Exercise details = Restate the records in their entirety, word for word.

Records for this task =
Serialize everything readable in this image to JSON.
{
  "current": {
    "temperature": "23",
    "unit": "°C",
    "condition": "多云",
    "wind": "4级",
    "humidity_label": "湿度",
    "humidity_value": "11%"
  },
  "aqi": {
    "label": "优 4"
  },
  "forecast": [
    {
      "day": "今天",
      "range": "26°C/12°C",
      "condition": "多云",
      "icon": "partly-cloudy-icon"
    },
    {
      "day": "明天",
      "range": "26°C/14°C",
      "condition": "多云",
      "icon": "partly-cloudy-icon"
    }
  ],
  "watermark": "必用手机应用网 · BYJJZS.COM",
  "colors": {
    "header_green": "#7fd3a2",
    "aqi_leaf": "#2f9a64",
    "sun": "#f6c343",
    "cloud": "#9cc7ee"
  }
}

Result =
Serialize everything readable in this image to JSON.
{
  "current": {
    "temperature": "23",
    "unit": "°C",
    "condition": "多云",
    "wind": "4级",
    "humidity_label": "湿度",
    "humidity_value": "11%"
  },
  "aqi": {
    "label": "优 4"
  },
  "forecast": [
    {
      "day": "今天",
      "range": "26°C/12°C",
      "condition": "多云",
      "icon": "partly-cloudy-icon"
    },
    {
      "day": "明天",
      "range": "26°C/14°C",
      "condition": "多云",
      "icon": "partly-cloudy-icon"
    }
  ],
  "watermark": "必用手机应用网 · BYJJZS.COM",
  "colors": {
    "header_green": "#7fd3a2",
    "aqi_leaf": "#2f9a64",
    "sun": "#f6c343",
    "cloud": "#9cc7ee"
  }
}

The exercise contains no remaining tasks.